• **Work instructions**
Each line below that includes "should" counts once; report the total and nothing more.

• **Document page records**

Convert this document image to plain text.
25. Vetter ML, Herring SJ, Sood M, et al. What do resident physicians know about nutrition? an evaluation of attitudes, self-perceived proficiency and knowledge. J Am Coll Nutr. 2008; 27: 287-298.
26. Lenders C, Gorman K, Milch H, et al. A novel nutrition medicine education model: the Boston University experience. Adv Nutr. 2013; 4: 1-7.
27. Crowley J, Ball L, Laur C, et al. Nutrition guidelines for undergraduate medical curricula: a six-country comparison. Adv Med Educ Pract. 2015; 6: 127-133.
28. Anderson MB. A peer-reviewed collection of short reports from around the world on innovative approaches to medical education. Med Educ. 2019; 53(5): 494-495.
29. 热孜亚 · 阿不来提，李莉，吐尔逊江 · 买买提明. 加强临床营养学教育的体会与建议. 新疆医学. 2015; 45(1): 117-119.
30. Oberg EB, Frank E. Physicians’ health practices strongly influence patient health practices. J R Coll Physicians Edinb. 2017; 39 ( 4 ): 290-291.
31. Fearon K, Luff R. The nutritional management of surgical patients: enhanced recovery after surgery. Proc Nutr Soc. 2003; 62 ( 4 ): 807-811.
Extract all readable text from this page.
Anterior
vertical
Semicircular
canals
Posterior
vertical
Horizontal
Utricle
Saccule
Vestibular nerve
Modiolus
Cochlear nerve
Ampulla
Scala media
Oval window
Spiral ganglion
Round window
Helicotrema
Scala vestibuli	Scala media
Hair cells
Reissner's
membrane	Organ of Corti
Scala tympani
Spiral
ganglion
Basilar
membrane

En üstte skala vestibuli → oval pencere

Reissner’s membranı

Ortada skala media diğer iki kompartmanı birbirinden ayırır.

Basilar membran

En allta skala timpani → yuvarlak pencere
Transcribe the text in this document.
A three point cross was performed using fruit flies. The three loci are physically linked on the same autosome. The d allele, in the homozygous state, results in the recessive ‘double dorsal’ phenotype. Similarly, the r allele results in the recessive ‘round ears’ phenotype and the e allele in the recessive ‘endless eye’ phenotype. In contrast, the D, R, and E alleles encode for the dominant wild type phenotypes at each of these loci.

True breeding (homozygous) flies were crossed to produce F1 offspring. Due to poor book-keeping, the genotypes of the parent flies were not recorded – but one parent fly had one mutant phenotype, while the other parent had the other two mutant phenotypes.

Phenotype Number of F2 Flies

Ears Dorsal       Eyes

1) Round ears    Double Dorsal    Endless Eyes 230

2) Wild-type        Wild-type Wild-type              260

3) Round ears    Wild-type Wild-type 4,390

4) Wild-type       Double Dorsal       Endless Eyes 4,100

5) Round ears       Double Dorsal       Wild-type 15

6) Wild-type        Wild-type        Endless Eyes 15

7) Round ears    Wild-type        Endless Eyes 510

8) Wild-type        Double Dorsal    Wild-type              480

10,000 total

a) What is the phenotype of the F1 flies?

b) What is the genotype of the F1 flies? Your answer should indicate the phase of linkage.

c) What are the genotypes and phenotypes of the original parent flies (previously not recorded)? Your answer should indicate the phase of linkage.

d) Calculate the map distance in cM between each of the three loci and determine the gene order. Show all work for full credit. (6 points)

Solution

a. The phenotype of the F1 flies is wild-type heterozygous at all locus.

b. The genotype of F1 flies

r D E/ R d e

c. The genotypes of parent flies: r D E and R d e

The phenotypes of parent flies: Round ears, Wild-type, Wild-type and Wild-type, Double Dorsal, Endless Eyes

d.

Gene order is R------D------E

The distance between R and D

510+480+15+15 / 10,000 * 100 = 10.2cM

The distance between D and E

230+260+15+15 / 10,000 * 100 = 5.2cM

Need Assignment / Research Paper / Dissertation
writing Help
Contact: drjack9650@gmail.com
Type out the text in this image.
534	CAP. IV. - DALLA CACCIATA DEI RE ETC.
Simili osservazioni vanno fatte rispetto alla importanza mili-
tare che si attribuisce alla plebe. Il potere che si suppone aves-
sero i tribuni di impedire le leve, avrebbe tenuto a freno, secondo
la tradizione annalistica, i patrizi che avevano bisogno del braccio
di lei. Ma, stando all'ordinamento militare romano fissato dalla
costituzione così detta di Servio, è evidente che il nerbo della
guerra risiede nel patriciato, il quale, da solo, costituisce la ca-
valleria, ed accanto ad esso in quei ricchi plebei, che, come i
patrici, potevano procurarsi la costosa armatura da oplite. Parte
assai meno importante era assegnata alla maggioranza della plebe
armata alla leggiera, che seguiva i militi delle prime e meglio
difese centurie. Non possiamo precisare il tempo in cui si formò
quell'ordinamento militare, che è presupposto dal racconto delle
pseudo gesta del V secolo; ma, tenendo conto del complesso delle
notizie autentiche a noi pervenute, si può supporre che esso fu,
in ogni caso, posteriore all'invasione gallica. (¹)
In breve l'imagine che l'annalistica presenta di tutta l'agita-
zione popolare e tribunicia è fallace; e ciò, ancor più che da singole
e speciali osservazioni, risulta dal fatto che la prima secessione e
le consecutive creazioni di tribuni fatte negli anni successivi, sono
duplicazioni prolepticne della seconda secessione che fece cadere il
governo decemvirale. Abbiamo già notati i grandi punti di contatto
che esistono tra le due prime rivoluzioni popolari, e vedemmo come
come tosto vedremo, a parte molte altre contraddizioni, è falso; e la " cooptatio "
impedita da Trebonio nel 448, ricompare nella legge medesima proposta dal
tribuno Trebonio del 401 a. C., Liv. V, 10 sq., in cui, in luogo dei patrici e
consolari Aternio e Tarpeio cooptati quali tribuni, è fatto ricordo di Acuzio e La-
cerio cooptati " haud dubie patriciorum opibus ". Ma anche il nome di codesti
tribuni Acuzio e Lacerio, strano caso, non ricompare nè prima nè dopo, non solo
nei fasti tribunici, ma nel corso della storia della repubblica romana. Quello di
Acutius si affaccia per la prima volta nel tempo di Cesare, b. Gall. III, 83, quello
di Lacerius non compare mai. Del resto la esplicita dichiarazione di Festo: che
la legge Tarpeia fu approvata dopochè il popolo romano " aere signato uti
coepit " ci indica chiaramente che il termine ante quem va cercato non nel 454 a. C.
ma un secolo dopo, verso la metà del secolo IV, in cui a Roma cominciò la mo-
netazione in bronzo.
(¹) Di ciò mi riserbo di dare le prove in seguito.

• **Solution for this task**
2